== DATA SECTION

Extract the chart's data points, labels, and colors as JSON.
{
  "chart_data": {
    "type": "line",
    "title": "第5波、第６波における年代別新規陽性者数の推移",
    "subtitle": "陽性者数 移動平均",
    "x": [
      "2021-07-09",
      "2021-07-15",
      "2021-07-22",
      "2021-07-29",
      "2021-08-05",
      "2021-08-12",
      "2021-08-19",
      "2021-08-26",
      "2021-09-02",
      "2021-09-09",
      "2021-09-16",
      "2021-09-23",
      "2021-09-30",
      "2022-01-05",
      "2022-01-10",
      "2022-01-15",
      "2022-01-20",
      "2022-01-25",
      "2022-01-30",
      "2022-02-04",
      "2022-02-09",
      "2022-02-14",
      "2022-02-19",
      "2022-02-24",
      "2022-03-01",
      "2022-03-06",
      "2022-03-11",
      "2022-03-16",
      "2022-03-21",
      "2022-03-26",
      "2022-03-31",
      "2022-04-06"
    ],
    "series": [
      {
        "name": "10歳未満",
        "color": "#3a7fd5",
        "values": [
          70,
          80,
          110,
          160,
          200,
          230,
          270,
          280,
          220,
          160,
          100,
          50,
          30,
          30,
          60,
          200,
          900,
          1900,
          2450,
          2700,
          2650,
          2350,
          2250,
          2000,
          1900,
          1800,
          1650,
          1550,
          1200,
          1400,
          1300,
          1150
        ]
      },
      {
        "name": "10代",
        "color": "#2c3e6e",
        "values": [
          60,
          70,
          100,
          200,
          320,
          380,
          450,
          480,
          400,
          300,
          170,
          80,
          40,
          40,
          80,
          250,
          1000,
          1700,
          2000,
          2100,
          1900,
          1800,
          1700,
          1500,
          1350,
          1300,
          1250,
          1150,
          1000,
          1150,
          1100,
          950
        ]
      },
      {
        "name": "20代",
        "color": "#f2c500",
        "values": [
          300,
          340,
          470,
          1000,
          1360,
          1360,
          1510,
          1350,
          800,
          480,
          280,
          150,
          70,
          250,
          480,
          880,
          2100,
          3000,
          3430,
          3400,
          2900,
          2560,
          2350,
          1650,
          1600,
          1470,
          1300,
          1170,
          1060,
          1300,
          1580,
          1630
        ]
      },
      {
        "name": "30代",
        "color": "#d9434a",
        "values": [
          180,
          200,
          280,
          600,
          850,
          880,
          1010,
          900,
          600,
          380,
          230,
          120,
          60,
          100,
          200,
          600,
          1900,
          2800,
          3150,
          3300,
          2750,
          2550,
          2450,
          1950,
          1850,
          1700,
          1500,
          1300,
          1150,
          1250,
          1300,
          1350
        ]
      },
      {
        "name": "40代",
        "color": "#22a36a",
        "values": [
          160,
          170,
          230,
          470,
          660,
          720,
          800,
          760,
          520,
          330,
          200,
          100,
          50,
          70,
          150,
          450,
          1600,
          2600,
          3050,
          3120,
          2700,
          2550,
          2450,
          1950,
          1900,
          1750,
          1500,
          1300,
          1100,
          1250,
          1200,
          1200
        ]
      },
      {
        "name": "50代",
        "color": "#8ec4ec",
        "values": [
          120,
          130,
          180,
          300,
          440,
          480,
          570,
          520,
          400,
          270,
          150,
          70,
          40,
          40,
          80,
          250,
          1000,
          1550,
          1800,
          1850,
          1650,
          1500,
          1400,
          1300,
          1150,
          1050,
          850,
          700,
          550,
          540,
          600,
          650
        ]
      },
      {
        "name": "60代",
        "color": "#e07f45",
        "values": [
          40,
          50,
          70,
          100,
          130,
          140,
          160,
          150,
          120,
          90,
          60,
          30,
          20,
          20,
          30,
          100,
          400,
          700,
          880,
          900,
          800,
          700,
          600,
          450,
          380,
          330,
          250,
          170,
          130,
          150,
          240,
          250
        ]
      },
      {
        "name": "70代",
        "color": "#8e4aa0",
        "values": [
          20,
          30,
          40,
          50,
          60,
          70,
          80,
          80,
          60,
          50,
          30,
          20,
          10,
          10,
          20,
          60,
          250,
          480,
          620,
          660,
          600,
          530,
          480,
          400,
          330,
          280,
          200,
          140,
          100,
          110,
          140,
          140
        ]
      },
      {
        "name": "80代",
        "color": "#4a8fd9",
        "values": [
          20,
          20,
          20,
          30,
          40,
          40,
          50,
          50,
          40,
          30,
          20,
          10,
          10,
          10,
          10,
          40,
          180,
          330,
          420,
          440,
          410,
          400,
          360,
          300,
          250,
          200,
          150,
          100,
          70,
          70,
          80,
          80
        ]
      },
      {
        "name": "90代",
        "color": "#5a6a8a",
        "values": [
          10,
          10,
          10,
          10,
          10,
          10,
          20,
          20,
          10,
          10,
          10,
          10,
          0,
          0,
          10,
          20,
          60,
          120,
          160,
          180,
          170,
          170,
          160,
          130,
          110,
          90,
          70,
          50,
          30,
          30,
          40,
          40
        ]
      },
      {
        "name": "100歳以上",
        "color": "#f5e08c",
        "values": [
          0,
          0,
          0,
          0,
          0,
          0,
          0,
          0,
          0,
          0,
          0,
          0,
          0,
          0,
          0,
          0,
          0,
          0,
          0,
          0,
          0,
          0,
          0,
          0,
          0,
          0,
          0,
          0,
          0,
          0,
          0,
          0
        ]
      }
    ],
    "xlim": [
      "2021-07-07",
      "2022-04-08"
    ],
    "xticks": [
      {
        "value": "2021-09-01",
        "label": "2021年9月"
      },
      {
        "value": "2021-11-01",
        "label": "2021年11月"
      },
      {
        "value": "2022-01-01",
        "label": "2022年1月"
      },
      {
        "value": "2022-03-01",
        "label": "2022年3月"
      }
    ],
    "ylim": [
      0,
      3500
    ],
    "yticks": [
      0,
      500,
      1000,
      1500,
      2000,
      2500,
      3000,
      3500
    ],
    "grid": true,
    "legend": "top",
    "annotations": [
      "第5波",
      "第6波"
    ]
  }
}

====

- **DIRECTIONS FOR THIS TASK**
Reproduce each entry from the records above, character for character.

- **REPLY TO THE TASK**
Extract the chart's data points, labels, and colors as JSON.
{
  "chart_data": {
    "type": "line",
    "title": "第5波、第６波における年代別新規陽性者数の推移",
    "subtitle": "陽性者数 移動平均",
    "x": [
      "2021-07-09",
      "2021-07-15",
      "2021-07-22",
      "2021-07-29",
      "2021-08-05",
      "2021-08-12",
      "2021-08-19",
      "2021-08-26",
      "2021-09-02",
      "2021-09-09",
      "2021-09-16",
      "2021-09-23",
      "2021-09-30",
      "2022-01-05",
      "2022-01-10",
      "2022-01-15",
      "2022-01-20",
      "2022-01-25",
      "2022-01-30",
      "2022-02-04",
      "2022-02-09",
      "2022-02-14",
      "2022-02-19",
      "2022-02-24",
      "2022-03-01",
      "2022-03-06",
      "2022-03-11",
      "2022-03-16",
      "2022-03-21",
      "2022-03-26",
      "2022-03-31",
      "2022-04-06"
    ],
    "series": [
      {
        "name": "10歳未満",
        "color": "#3a7fd5",
        "values": [
          70,
          80,
          110,
          160,
          200,
          230,
          270,
          280,
          220,
          160,
          100,
          50,
          30,
          30,
          60,
          200,
          900,
          1900,
          2450,
          2700,
          2650,
          2350,
          2250,
          2000,
          1900,
          1800,
          1650,
          1550,
          1200,
          1400,
          1300,
          1150
        ]
      },
      {
        "name": "10代",
        "color": "#2c3e6e",
        "values": [
          60,
          70,
          100,
          200,
          320,
          380,
          450,
          480,
          400,
          300,
          170,
          80,
          40,
          40,
          80,
          250,
          1000,
          1700,
          2000,
          2100,
          1900,
          1800,
          1700,
          1500,
          1350,
          1300,
          1250,
          1150,
          1000,
          1150,
          1100,
          950
        ]
      },
      {
        "name": "20代",
        "color": "#f2c500",
        "values": [
          300,
          340,
          470,
          1000,
          1360,
          1360,
          1510,
          1350,
          800,
          480,
          280,
          150,
          70,
          250,
          480,
          880,
          2100,
          3000,
          3430,
          3400,
          2900,
          2560,
          2350,
          1650,
          1600,
          1470,
          1300,
          1170,
          1060,
          1300,
          1580,
          1630
        ]
      },
      {
        "name": "30代",
        "color": "#d9434a",
        "values": [
          180,
          200,
          280,
          600,
          850,
          880,
          1010,
          900,
          600,
          380,
          230,
          120,
          60,
          100,
          200,
          600,
          1900,
          2800,
          3150,
          3300,
          2750,
          2550,
          2450,
          1950,
          1850,
          1700,
          1500,
          1300,
          1150,
          1250,
          1300,
          1350
        ]
      },
      {
        "name": "40代",
        "color": "#22a36a",
        "values": [
          160,
          170,
          230,
          470,
          660,
          720,
          800,
          760,
          520,
          330,
          200,
          100,
          50,
          70,
          150,
          450,
          1600,
          2600,
          3050,
          3120,
          2700,
          2550,
          2450,
          1950,
          1900,
          1750,
          1500,
          1300,
          1100,
          1250,
          1200,
          1200
        ]
      },
      {
        "name": "50代",
        "color": "#8ec4ec",
        "values": [
          120,
          130,
          180,
          300,
          440,
          480,
          570,
          520,
          400,
          270,
          150,
          70,
          40,
          40,
          80,
          250,
          1000,
          1550,
          1800,
          1850,
          1650,
          1500,
          1400,
          1300,
          1150,
          1050,
          850,
          700,
          550,
          540,
          600,
          650
        ]
      },
      {
        "name": "60代",
        "color": "#e07f45",
        "values": [
          40,
          50,
          70,
          100,
          130,
          140,
          160,
          150,
          120,
          90,
          60,
          30,
          20,
          20,
          30,
          100,
          400,
          700,
          880,
          900,
          800,
          700,
          600,
          450,
          380,
          330,
          250,
          170,
          130,
          150,
          240,
          250
        ]
      },
      {
        "name": "70代",
        "color": "#8e4aa0",
        "values": [
          20,
          30,
          40,
          50,
          60,
          70,
          80,
          80,
          60,
          50,
          30,
          20,
          10,
          10,
          20,
          60,
          250,
          480,
          620,
          660,
          600,
          530,
          480,
          400,
          330,
          280,
          200,
          140,
          100,
          110,
          140,
          140
        ]
      },
      {
        "name": "80代",
        "color": "#4a8fd9",
        "values": [
          20,
          20,
          20,
          30,
          40,
          40,
          50,
          50,
          40,
          30,
          20,
          10,
          10,
          10,
          10,
          40,
          180,
          330,
          420,
          440,
          410,
          400,
          360,
          300,
          250,
          200,
          150,
          100,
          70,
          70,
          80,
          80
        ]
      },
      {
        "name": "90代",
        "color": "#5a6a8a",
        "values": [
          10,
          10,
          10,
          10,
          10,
          10,
          20,
          20,
          10,
          10,
          10,
          10,
          0,
          0,
          10,
          20,
          60,
          120,
          160,
          180,
          170,
          170,
          160,
          130,
          110,
          90,
          70,
          50,
          30,
          30,
          40,
          40
        ]
      },
      {
        "name": "100歳以上",
        "color": "#f5e08c",
        "values": [
          0,
          0,
          0,
          0,
          0,
          0,
          0,
          0,
          0,
          0,
          0,
          0,
          0,
          0,
          0,
          0,
          0,
          0,
          0,
          0,
          0,
          0,
          0,
          0,
          0,
          0,
          0,
          0,
          0,
          0,
          0,
          0
        ]
      }
    ],
    "xlim": [
      "2021-07-07",
      "2022-04-08"
    ],
    "xticks": [
      {
        "value": "2021-09-01",
        "label": "2021年9月"
      },
      {
        "value": "2021-11-01",
        "label": "2021年11月"
      },
      {
        "value": "2022-01-01",
        "label": "2022年1月"
      },
      {
        "value": "2022-03-01",
        "label": "2022年3月"
      }
    ],
    "ylim": [
      0,
      3500
    ],
    "yticks": [
      0,
      500,
      1000,
      1500,
      2000,
      2500,
      3000,
      3500
    ],
    "grid": true,
    "legend": "top",
    "annotations": [
      "第5波",
      "第6波"
    ]
  }
}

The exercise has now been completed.